* **Task**
Write out the listing in full, matching it word for word.

Dataset excerpt
►

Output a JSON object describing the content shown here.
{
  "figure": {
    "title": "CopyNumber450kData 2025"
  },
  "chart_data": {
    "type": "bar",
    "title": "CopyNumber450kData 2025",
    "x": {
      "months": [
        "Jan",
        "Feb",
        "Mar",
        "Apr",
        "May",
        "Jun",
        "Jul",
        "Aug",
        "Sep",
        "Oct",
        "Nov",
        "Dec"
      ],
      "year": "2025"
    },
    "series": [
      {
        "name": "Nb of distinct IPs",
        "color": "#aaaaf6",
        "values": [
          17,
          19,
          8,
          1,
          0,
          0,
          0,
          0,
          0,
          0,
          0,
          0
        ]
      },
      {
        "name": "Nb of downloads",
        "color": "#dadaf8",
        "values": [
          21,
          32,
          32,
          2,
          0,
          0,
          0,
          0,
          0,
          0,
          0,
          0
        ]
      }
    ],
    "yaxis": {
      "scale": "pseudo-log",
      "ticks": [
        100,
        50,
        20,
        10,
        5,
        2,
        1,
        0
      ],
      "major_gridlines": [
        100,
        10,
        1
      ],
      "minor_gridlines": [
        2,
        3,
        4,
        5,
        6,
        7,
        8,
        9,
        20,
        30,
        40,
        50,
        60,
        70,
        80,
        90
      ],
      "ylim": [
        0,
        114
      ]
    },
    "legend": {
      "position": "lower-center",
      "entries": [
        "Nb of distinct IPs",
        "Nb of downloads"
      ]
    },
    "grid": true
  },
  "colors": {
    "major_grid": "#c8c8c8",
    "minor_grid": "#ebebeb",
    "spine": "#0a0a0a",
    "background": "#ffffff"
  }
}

◄

* **Written answer**
Output a JSON object describing the content shown here.
{
  "figure": {
    "title": "CopyNumber450kData 2025"
  },
  "chart_data": {
    "type": "bar",
    "title": "CopyNumber450kData 2025",
    "x": {
      "months": [
        "Jan",
        "Feb",
        "Mar",
        "Apr",
        "May",
        "Jun",
        "Jul",
        "Aug",
        "Sep",
        "Oct",
        "Nov",
        "Dec"
      ],
      "year": "2025"
    },
    "series": [
      {
        "name": "Nb of distinct IPs",
        "color": "#aaaaf6",
        "values": [
          17,
          19,
          8,
          1,
          0,
          0,
          0,
          0,
          0,
          0,
          0,
          0
        ]
      },
      {
        "name": "Nb of downloads",
        "color": "#dadaf8",
        "values": [
          21,
          32,
          32,
          2,
          0,
          0,
          0,
          0,
          0,
          0,
          0,
          0
        ]
      }
    ],
    "yaxis": {
      "scale": "pseudo-log",
      "ticks": [
        100,
        50,
        20,
        10,
        5,
        2,
        1,
        0
      ],
      "major_gridlines": [
        100,
        10,
        1
      ],
      "minor_gridlines": [
        2,
        3,
        4,
        5,
        6,
        7,
        8,
        9,
        20,
        30,
        40,
        50,
        60,
        70,
        80,
        90
      ],
      "ylim": [
        0,
        114
      ]
    },
    "legend": {
      "position": "lower-center",
      "entries": [
        "Nb of distinct IPs",
        "Nb of downloads"
      ]
    },
    "grid": true
  },
  "colors": {
    "major_grid": "#c8c8c8",
    "minor_grid": "#ebebeb",
    "spine": "#0a0a0a",
    "background": "#ffffff"
  }
}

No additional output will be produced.